Exercise aim :: Scan the material that follows. Copy every line containing the word "szor".
※ ※ ※
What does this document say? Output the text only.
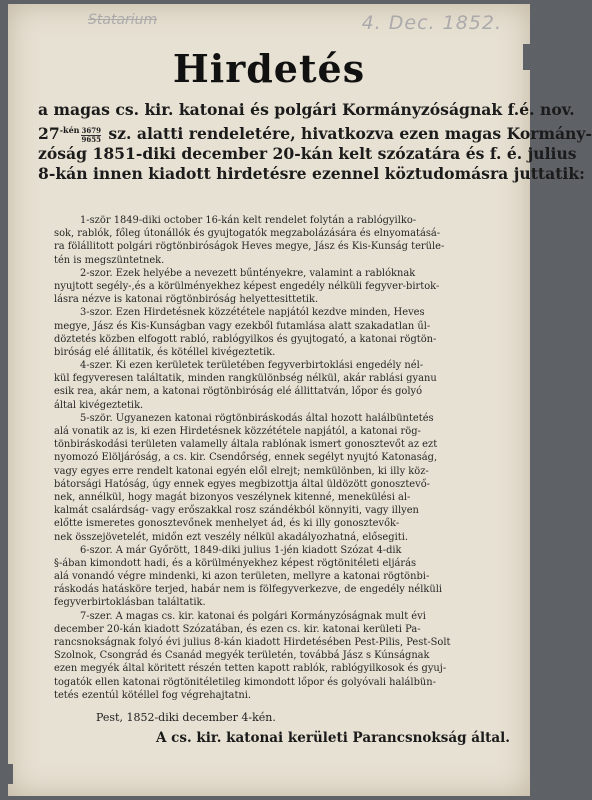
Statarium	4. Dec. 1852.
Hirdetés
a magas cs. kir. katonai és polgári Kormányzóságnak f.é. nov.
$27^{-kén} \frac{3679}{9655}$ sz. alatti rendeletére, hivatkozva ezen magas Kormány-
zóság 1851-diki december 20-kán kelt szózatára és f. é. julius
8-kán innen kiadott hirdetésre ezennel köztudomásra juttatik:
1-ször 1849-diki october 16-kán kelt rendelet folytán a rablógyilko-
sok, rablók, főleg útonállók és gyujtogatók megzabolázására és elnyomatásá-
ra fölállitott polgári rögtönbiróságok Heves megye, Jász és Kis-Kunság terüle-
tén is megszüntetnek.
2-szor. Ezek helyébe a nevezett bűntényekre, valamint a rablóknak
nyujtott segély-,és a körülményekhez képest engedély nélküli fegyver-birtok-
lásra nézve is katonai rögtönbiróság helyettesittetik.
3-szor. Ezen Hirdetésnek közzététele napjától kezdve minden, Heves
megye, Jász és Kis-Kunságban vagy ezekből futamlása alatt szakadatlan űl-
döztetés közben elfogott rabló, rablógyilkos és gyujtogató, a katonai rögtön-
biróság elé állitatik, és kötéllel kivégeztetik.
4-szer. Ki ezen kerületek területében fegyverbirtoklási engedély nél-
kül fegyveresen találtatik, minden rangkülönbség nélkül, akár rablási gyanu
esik rea, akár nem, a katonai rögtönbiróság elé állittatván, lőpor és golyó
által kivégeztetik.
5-ször. Ugyanezen katonai rögtönbiráskodás által hozott halálbüntetés
alá vonatik az is, ki ezen Hirdetésnek közzététele napjától, a katonai rög-
tönbiráskodási területen valamelly általa rablónak ismert gonosztevőt az ezt
nyomozó Elöljáróság, a cs. kir. Csendőrség, ennek segélyt nyujtó Katonaság,
vagy egyes erre rendelt katonai egyén elől elrejt; nemkülönben, ki illy köz-
bátorsági Hatóság, úgy ennek egyes megbizottja által üldözött gonosztevő-
nek, annélkül, hogy magát bizonyos veszélynek kitenné, menekülési al-
kalmát csalárdság- vagy erőszakkal rosz szándékból könnyiti, vagy illyen
előtte ismeretes gonosztevőnek menhelyet ád, és ki illy gonosztevők-
nek összejövetelét, midőn ezt veszély nélkül akadályozhatná, elősegiti.
6-szor. A már Győrött, 1849-diki julius 1-jén kiadott Szózat 4-dik
§-ában kimondott hadi, és a körülményekhez képest rögtönitéleti eljárás
alá vonandó végre mindenki, ki azon területen, mellyre a katonai rögtönbi-
ráskodás hatásköre terjed, habár nem is fölfegyverkezve, de engedély nélküli
fegyverbirtoklásban találtatik.
7-szer. A magas cs. kir. katonai és polgári Kormányzóságnak mult évi
december 20-kán kiadott Szózatában, és ezen cs. kir. katonai kerületi Pa-
rancsnokságnak folyó évi julius 8-kán kiadott Hirdetésében Pest-Pilis, Pest-Solt
Szolnok, Csongrád és Csanád megyék területén, továbbá Jász s Kúnságnak
ezen megyék által köritett részén tetten kapott rablók, rablógyilkosok és gyuj-
togatók ellen katonai rögtönitéletileg kimondott lőpor és golyóvali halálbün-
tetés ezentúl kötéllel fog végrehajtatni.
Pest, 1852-diki december 4-kén.
A cs. kir. katonai kerületi Parancsnokság által.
※ ※ ※
The solution ::
2-szor. Ezek helyébe a nevezett bűntényekre, valamint a rablóknak
3-szor. Ezen Hirdetésnek közzététele napjától kezdve minden, Heves
6-szor. A már Győrött, 1849-diki julius 1-jén kiadott Szózat 4-dik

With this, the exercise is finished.